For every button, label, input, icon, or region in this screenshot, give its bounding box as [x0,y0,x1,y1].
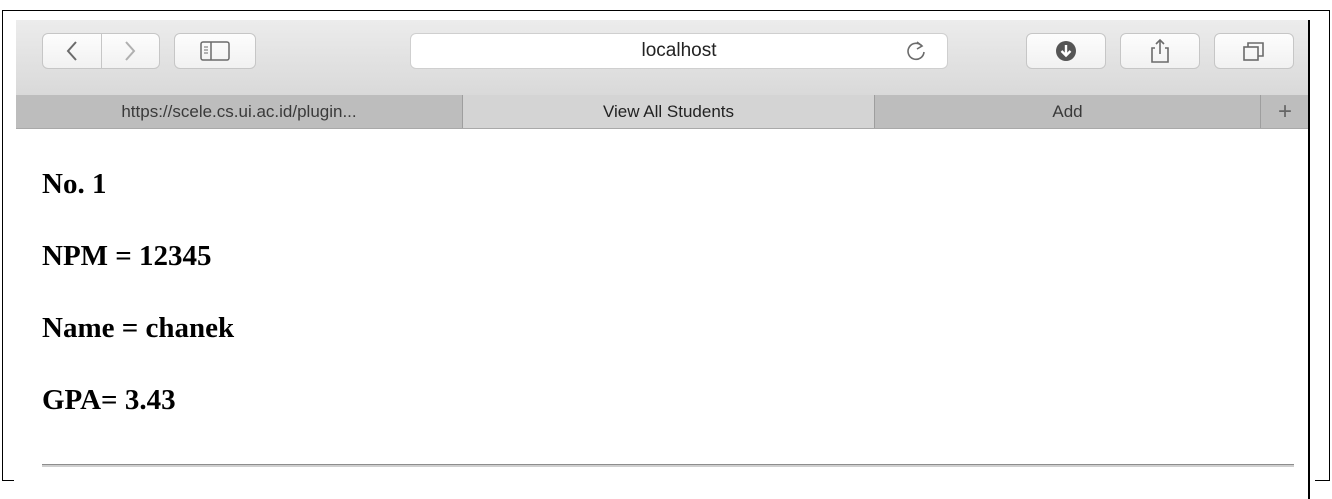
frame-border [2,10,1330,11]
student-number: No. 1 [42,168,107,200]
frame-border [2,10,3,480]
browser-window: localhost https://scele.cs.ui.ac.id/plug… [16,20,1309,499]
address-text: localhost [641,40,717,61]
tab-bar: https://scele.cs.ui.ac.id/plugin... View… [16,95,1309,129]
share-icon [1151,38,1169,63]
frame-border [1308,20,1310,499]
nav-buttons [42,33,160,69]
new-tab-button[interactable]: + [1261,95,1309,128]
share-button[interactable] [1120,33,1200,69]
downloads-button[interactable] [1026,33,1106,69]
chevron-right-icon [125,41,136,61]
tabs-overview-icon [1243,42,1264,61]
student-npm: NPM = 12345 [42,240,212,272]
student-gpa: GPA= 3.43 [42,384,176,416]
browser-toolbar: localhost [16,20,1309,96]
forward-button[interactable] [102,40,160,62]
frame-border [1329,10,1330,480]
reload-icon[interactable] [905,40,927,62]
tab-add[interactable]: Add [875,95,1261,128]
sidebar-icon [200,41,230,61]
student-name: Name = chanek [42,312,235,344]
tab-view-all-students[interactable]: View All Students [463,95,875,128]
chevron-left-icon [66,41,77,61]
download-icon [1056,41,1076,61]
tab-scele[interactable]: https://scele.cs.ui.ac.id/plugin... [16,95,463,128]
horizontal-rule [42,464,1294,467]
frame-border [2,480,14,481]
address-bar[interactable]: localhost [410,33,948,69]
show-tabs-button[interactable] [1214,33,1294,69]
sidebar-button[interactable] [174,33,256,69]
frame-border [1315,480,1330,481]
back-button[interactable] [43,40,101,62]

§

_Objective_
Copy out the item above line for line, without changing anything, and omit the picture.

_Exercise result_
For every button, label, input, icon, or region in this screenshot, give its bounding box as [x0,y0,x1,y1].
frame-border [2,10,1330,11]
student-number: No. 1 [42,168,107,200]
frame-border [2,10,3,480]
browser-window: localhost https://scele.cs.ui.ac.id/plug… [16,20,1309,499]
address-text: localhost [641,40,717,61]
tab-bar: https://scele.cs.ui.ac.id/plugin... View… [16,95,1309,129]
share-icon [1151,38,1169,63]
frame-border [1308,20,1310,499]
nav-buttons [42,33,160,69]
new-tab-button[interactable]: + [1261,95,1309,128]
share-button[interactable] [1120,33,1200,69]
downloads-button[interactable] [1026,33,1106,69]
chevron-right-icon [125,41,136,61]
tabs-overview-icon [1243,42,1264,61]
student-npm: NPM = 12345 [42,240,212,272]
student-gpa: GPA= 3.43 [42,384,176,416]
browser-toolbar: localhost [16,20,1309,96]
forward-button[interactable] [102,40,160,62]
frame-border [1329,10,1330,480]
reload-icon[interactable] [905,40,927,62]
tab-add[interactable]: Add [875,95,1261,128]
sidebar-icon [200,41,230,61]
student-name: Name = chanek [42,312,235,344]
tab-view-all-students[interactable]: View All Students [463,95,875,128]
chevron-left-icon [66,41,77,61]
download-icon [1056,41,1076,61]
tab-scele[interactable]: https://scele.cs.ui.ac.id/plugin... [16,95,463,128]
horizontal-rule [42,464,1294,467]
frame-border [2,480,14,481]
address-bar[interactable]: localhost [410,33,948,69]
show-tabs-button[interactable] [1214,33,1294,69]
sidebar-button[interactable] [174,33,256,69]
frame-border [1315,480,1330,481]
back-button[interactable] [43,40,101,62]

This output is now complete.